Below are the records; pull every line that includes "شماره".

----------

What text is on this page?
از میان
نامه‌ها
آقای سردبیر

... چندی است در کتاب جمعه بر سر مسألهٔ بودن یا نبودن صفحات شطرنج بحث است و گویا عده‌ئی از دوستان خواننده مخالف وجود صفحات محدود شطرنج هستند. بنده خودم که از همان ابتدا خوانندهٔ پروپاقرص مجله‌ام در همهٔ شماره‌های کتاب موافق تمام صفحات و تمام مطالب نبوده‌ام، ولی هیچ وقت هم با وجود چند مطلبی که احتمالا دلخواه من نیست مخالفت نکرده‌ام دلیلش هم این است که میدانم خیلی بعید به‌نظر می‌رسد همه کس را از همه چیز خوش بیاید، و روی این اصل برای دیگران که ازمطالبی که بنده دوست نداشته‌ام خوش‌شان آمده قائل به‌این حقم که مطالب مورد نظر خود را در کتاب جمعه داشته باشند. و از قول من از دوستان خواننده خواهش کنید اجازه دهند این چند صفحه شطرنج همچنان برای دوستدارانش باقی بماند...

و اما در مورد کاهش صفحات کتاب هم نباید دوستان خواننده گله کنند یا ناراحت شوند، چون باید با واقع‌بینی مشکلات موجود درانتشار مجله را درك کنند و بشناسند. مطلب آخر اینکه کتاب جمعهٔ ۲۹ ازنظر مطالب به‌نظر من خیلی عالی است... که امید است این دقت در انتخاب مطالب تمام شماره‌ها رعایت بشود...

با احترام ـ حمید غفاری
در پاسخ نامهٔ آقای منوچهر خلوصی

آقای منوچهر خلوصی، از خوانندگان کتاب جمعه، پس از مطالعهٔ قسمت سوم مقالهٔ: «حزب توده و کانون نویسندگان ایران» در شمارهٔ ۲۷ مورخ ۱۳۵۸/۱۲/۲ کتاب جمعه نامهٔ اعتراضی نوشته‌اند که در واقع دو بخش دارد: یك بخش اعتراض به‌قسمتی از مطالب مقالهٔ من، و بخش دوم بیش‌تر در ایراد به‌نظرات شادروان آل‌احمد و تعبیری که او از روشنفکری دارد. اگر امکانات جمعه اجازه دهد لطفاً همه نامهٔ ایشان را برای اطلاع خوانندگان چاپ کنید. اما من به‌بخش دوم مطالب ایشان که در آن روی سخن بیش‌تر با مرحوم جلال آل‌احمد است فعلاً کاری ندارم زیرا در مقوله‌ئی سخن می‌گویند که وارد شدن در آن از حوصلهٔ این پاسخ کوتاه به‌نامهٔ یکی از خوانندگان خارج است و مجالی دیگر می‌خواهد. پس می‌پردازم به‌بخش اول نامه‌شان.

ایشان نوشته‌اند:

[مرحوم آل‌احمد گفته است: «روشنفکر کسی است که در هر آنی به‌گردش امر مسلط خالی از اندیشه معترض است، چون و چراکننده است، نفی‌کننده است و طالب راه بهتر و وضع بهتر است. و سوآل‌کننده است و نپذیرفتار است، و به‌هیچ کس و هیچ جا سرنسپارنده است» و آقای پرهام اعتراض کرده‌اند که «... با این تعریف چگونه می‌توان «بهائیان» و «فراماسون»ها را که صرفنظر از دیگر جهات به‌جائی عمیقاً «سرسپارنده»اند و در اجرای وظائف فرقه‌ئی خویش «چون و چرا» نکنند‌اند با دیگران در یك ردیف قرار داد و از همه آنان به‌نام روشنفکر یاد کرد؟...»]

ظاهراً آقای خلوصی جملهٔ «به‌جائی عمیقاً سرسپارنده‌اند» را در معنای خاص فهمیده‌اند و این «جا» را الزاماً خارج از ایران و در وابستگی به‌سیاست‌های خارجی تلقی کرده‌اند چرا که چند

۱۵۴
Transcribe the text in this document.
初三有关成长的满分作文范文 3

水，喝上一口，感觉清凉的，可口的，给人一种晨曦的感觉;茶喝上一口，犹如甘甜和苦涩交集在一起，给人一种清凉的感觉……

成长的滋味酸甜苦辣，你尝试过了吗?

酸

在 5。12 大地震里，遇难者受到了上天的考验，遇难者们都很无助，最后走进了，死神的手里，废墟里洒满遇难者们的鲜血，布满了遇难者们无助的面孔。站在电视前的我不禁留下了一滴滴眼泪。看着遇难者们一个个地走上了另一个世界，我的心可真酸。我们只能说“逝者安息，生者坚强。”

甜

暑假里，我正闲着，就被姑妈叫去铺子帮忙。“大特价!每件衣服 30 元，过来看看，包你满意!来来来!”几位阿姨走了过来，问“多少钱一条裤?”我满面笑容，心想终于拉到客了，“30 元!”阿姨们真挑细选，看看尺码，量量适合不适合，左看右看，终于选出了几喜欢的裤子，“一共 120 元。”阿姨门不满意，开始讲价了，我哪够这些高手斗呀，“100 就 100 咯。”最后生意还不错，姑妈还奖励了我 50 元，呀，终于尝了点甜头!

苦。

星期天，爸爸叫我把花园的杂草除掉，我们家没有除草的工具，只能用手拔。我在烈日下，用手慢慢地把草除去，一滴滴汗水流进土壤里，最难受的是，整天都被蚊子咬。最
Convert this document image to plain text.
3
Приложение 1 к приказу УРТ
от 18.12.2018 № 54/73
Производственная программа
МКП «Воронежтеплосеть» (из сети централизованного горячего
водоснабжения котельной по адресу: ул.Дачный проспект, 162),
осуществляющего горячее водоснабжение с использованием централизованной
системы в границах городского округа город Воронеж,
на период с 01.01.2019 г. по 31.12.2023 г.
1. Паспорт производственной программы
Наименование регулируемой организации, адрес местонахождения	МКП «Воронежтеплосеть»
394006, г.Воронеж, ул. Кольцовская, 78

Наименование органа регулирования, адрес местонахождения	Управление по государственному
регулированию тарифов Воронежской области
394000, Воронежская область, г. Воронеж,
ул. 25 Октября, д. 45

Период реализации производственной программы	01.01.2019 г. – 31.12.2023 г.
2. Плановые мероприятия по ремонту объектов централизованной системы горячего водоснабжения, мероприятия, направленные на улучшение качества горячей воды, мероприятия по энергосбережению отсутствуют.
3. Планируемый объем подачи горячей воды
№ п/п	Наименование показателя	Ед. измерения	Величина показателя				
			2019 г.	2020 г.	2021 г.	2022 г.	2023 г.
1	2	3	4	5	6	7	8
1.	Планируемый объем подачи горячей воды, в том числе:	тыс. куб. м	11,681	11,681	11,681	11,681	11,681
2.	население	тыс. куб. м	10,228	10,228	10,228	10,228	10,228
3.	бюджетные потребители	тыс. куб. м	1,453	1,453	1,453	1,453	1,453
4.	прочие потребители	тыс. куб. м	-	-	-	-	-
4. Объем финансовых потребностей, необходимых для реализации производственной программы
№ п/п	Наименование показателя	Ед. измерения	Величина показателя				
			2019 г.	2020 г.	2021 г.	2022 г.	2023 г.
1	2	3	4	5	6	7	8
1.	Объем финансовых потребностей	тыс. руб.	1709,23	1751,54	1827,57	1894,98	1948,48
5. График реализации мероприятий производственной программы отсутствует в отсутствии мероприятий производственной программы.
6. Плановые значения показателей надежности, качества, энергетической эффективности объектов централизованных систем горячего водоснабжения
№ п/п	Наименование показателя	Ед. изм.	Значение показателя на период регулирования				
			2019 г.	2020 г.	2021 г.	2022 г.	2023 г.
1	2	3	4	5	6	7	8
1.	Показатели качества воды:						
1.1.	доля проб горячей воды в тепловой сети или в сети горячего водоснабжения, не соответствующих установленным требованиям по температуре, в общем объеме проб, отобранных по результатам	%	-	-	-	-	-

----------

OUTPUT FOR THIS EXERCISE:
... چندی است در کتاب جمعه بر سر مسألهٔ بودن یا نبودن صفحات شطرنج بحث است و گویا عده‌ئی از دوستان خواننده مخالف وجود صفحات محدود شطرنج هستند. بنده خودم که از همان ابتدا خوانندهٔ پروپاقرص مجله‌ام در همهٔ شماره‌های کتاب موافق تمام صفحات و تمام مطالب نبوده‌ام، ولی هیچ وقت هم با وجود چند مطلبی که احتمالا دلخواه من نیست مخالفت نکرده‌ام دلیلش هم این است که میدانم خیلی بعید به‌نظر می‌رسد همه کس را از همه چیز خوش بیاید، و روی این اصل برای دیگران که ازمطالبی که بنده دوست نداشته‌ام خوش‌شان آمده قائل به‌این حقم که مطالب مورد نظر خود را در کتاب جمعه داشته باشند. و از قول من از دوستان خواننده خواهش کنید اجازه دهند این چند صفحه شطرنج همچنان برای دوستدارانش باقی بماند...
و اما در مورد کاهش صفحات کتاب هم نباید دوستان خواننده گله کنند یا ناراحت شوند، چون باید با واقع‌بینی مشکلات موجود درانتشار مجله را درك کنند و بشناسند. مطلب آخر اینکه کتاب جمعهٔ ۲۹ ازنظر مطالب به‌نظر من خیلی عالی است... که امید است این دقت در انتخاب مطالب تمام شماره‌ها رعایت بشود...
آقای منوچهر خلوصی، از خوانندگان کتاب جمعه، پس از مطالعهٔ قسمت سوم مقالهٔ: «حزب توده و کانون نویسندگان ایران» در شمارهٔ ۲۷ مورخ ۱۳۵۸/۱۲/۲ کتاب جمعه نامهٔ اعتراضی نوشته‌اند که در واقع دو بخش دارد: یك بخش اعتراض به‌قسمتی از مطالب مقالهٔ من، و بخش دوم بیش‌تر در ایراد به‌نظرات شادروان آل‌احمد و تعبیری که او از روشنفکری دارد. اگر امکانات جمعه اجازه دهد لطفاً همه نامهٔ ایشان را برای اطلاع خوانندگان چاپ کنید. اما من به‌بخش دوم مطالب ایشان که در آن روی سخن بیش‌تر با مرحوم جلال آل‌احمد است فعلاً کاری ندارم زیرا در مقوله‌ئی سخن می‌گویند که وارد شدن در آن از حوصلهٔ این پاسخ کوتاه به‌نامهٔ یکی از خوانندگان خارج است و مجالی دیگر می‌خواهد. پس می‌پردازم به‌بخش اول نامه‌شان.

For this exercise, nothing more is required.